Trecho:
• • •
Um dos meus médicos, aquele que me deu suporte
quando eu tive um surto, me disse: "Alice, você precisa confiar em mim."
Porque à medida que me sentia jogada às margens do meu grupo social, sem
ninguém para conversar ou mesmo entender o que estava se passando, fui me
isolando ainda mais.
Falar da minha doença soa repetitivo, e é. Muitas
vezes em sala de AA ouvimos as mesmas histórias, muitos clichês...
Mais de uma
vez uma amiga me alertou ao ler meus textos, antes de serem publicados:
"Tem muito lugar-comum!". Mas é isso mesmo: as situações e as
sensações se repetem...
Teimosa que sou, demorei a abrir a mente e aceitar
sugestões, conselhos e tratamento. Na falta de um diagnóstico preciso, é
necessário ter muita confiança no médico, e ouvir muito a mesma coisa.
É a
típica situação de água mole em pedra dura... Ela acaba furando a pedra. Esse
milagre é uma conjunção de muitas coisas: confiança no profissional, escuta
atenta por parte dele e os tombos que vão ficando cada vez piores.
Tem uma hora
que chega! (outro clichê). Se você frequenta uma sala de AA, sabe das mensagens
que colocamos em letras garrafais.
Eu sempre ouvi que bebia demais. Eu mesma, no fundo,
também sabia que tinha alguma coisa errada no modo como eu bebia, mas daí até
zerar de vez o consumo era demais…
Ai de alguém que me sugerisse para deixar a
bebida… Eu reagia ferozmente, achava que a pessoa queria tirar algo precioso de
mim.
Não suportava a ideia de abdicar de uma coisa que tinha me proporcionado
uma vida possível (e tão ruim, hoje sei, mas na época eu não conseguia me dar
conta).
• • •
Registros de dados:
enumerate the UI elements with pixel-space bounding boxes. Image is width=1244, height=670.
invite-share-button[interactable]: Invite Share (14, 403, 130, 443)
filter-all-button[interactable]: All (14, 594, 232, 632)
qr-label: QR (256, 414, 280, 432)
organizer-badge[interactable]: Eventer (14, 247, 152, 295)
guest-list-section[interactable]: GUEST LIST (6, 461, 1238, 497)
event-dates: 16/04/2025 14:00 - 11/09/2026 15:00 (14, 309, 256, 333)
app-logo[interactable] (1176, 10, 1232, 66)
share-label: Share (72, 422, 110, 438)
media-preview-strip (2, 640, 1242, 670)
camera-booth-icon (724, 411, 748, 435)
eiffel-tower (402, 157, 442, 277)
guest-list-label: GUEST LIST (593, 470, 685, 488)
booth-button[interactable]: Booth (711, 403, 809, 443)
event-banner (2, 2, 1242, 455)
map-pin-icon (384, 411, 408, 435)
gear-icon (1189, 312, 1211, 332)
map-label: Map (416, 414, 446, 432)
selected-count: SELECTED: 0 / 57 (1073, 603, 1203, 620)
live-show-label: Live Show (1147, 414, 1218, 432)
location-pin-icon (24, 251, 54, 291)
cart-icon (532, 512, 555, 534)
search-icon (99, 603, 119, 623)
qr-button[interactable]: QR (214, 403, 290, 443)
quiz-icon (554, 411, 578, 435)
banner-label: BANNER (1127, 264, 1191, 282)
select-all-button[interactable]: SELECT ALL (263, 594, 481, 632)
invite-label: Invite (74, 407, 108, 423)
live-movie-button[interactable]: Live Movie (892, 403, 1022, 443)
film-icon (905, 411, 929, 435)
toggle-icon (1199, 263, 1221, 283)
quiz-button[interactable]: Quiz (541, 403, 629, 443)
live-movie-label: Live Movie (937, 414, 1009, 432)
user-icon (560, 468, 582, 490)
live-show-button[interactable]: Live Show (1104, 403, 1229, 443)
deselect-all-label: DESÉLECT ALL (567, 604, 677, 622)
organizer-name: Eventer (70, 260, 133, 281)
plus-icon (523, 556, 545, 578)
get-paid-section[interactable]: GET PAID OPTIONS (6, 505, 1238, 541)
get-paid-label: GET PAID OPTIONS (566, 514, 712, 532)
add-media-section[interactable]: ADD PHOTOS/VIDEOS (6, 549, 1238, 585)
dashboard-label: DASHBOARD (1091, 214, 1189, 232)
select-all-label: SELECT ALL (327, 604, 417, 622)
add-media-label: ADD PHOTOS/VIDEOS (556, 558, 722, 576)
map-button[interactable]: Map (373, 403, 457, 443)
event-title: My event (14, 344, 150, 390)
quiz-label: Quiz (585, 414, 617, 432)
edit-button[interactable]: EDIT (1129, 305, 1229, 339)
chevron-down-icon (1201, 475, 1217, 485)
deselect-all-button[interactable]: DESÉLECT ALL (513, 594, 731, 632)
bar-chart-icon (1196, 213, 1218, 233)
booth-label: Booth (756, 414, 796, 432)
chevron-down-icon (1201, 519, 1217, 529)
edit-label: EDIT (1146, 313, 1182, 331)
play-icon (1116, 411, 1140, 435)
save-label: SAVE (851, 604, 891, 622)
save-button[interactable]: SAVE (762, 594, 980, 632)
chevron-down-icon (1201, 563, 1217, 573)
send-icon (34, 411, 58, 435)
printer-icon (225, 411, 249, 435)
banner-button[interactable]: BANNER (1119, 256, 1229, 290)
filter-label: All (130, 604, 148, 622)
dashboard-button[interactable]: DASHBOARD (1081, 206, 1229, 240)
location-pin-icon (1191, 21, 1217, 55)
• • •
Tarefas a resolver:
1) Responda às perguntas abaixo com base no relato sobre o alcoolismo.
(a) O que o médico que deu suporte durante o surto disse a Alice?
(b) Que alerta uma amiga fez ao ler os textos antes de serem publicados?
(c) Qual era a reação diante de quem sugerisse deixar a bebida?
2) Escreva a continuação do relato sobre o alcoolismo a partir do ponto em que ele termina.

Respostas das tarefas:
1)
(a) "Alice, você precisa confiar em mim."
(b) "Tem muito lugar-comum!"
(c) A reação era feroz, com a impressão de que a pessoa queria tirar algo precioso.

2)
Nessa minha fidelidade ao álcool, desconfiava de
todo mundo que me olhasse torto quando eu entrava no quarto ou quinto copo.
Ou
se era recriminada ao flertar com uma bebida pela manhã (primeiro nas manhãs de
sábado, depois de qualquer dia da semana).
Fosse quem fosse, se viesse se meter
entre mim e o álcool, eu detonava e/ou limava da minha lista de convívio. Salvo
se fosse da família, aí não tinha jeito.
O álcool me tirou a capacidade de acreditar, de
sonhar e sobretudo de confiar nas pessoas. Achava, por exemplo, que minha prima
queria meu mal quando sugeria que talvez a solução fosse optar por programas
alternativos, sem bebida.
Eu ficava com raiva, com ódio, e me afastava. Perdia
a cumplicidade e a confiança. Agia do mesmo jeito como tratava os médicos: ia
embora e trocava de profissional quando meu problema com álcool virava uma
questão.
A confiança que depositei no dr. E. me propiciou
uma virada de chave. Ele sempre foi muito educado, gentil e solidário, mas ao
mesmo tempo firme na sua posição quanto ao álcool.
Se eu começava a discutir,
ele parava e me ouvia, e não dizia mais nada. Aquele silêncio foi me
incomodando, foi me incentivando a pensar.
Ele sempre estava ali para mim, me
atendia de uma forma espetacular, mas não me omitia verdades. Ele me explicava,
como que para uma criança, o que o álcool fazia comigo. Às vezes me irritava
muito.
Mas quando eu o afrontava, ele simplesmente me ouvia com um sorriso
calmo e um semblante tranquilizador.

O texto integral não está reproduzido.